- Direction
Return the records word for word. Any pictures in them are not part of the copy.

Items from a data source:

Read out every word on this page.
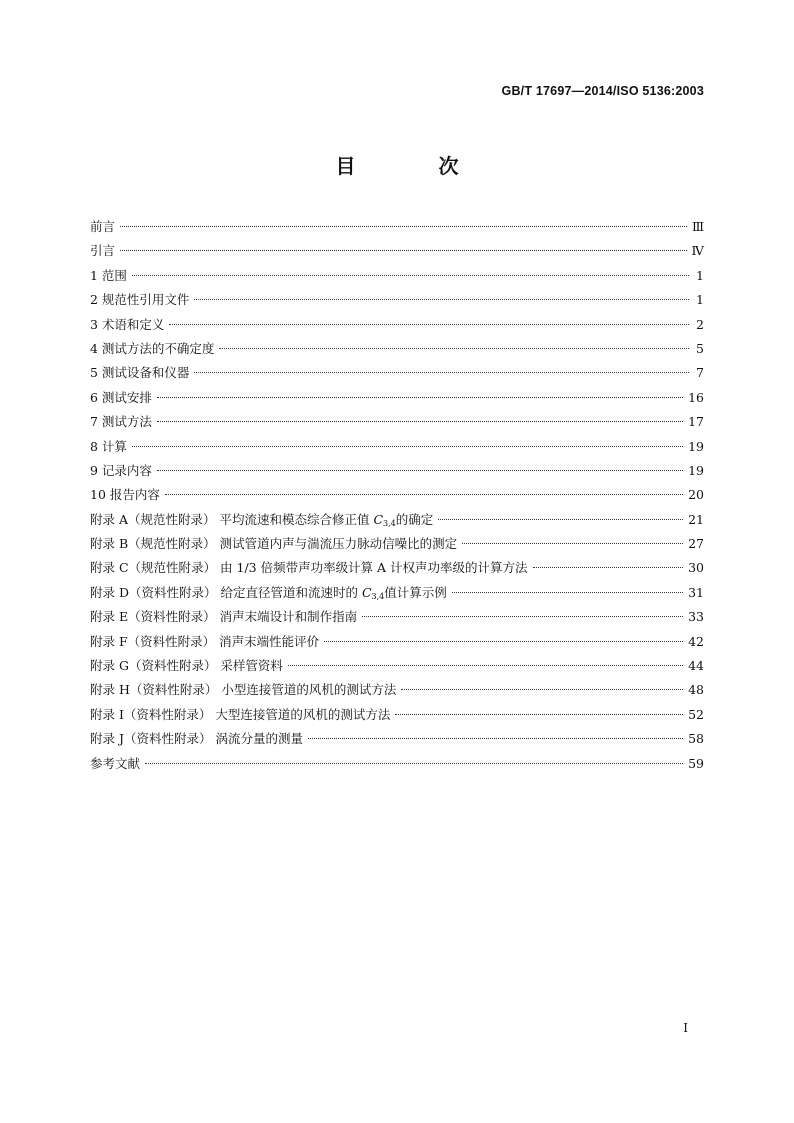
GB/T 17697—2014/ISO 5136:2003
目 次
前言	Ⅲ
引言	Ⅳ
1 范围	1
2 规范性引用文件	1
3 术语和定义	2
4 测试方法的不确定度	5
5 测试设备和仪器	7
6 测试安排	16
7 测试方法	17
8 计算	19
9 记录内容	19
10 报告内容	20
附录 A（规范性附录） 平均流速和模态综合修正值 $C_{3,4}$的确定	21
附录 B（规范性附录） 测试管道内声与湍流压力脉动信噪比的测定	27
附录 C（规范性附录） 由 1/3 倍频带声功率级计算 A 计权声功率级的计算方法	30
附录 D（资料性附录） 给定直径管道和流速时的 $C_{3,4}$值计算示例	31
附录 E（资料性附录） 消声末端设计和制作指南	33
附录 F（资料性附录） 消声末端性能评价	42
附录 G（资料性附录） 采样管资料	44
附录 H（资料性附录） 小型连接管道的风机的测试方法	48
附录 I（资料性附录） 大型连接管道的风机的测试方法	52
附录 J（资料性附录） 涡流分量的测量	58
参考文献	59
I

- Task answer
Read out every word on this page.
GB/T 17697—2014/ISO 5136:2003
目 次
前言	Ⅲ
引言	Ⅳ
1 范围	1
2 规范性引用文件	1
3 术语和定义	2
4 测试方法的不确定度	5
5 测试设备和仪器	7
6 测试安排	16
7 测试方法	17
8 计算	19
9 记录内容	19
10 报告内容	20
附录 A（规范性附录） 平均流速和模态综合修正值 $C_{3,4}$的确定	21
附录 B（规范性附录） 测试管道内声与湍流压力脉动信噪比的测定	27
附录 C（规范性附录） 由 1/3 倍频带声功率级计算 A 计权声功率级的计算方法	30
附录 D（资料性附录） 给定直径管道和流速时的 $C_{3,4}$值计算示例	31
附录 E（资料性附录） 消声末端设计和制作指南	33
附录 F（资料性附录） 消声末端性能评价	42
附录 G（资料性附录） 采样管资料	44
附录 H（资料性附录） 小型连接管道的风机的测试方法	48
附录 I（资料性附录） 大型连接管道的风机的测试方法	52
附录 J（资料性附录） 涡流分量的测量	58
参考文献	59
I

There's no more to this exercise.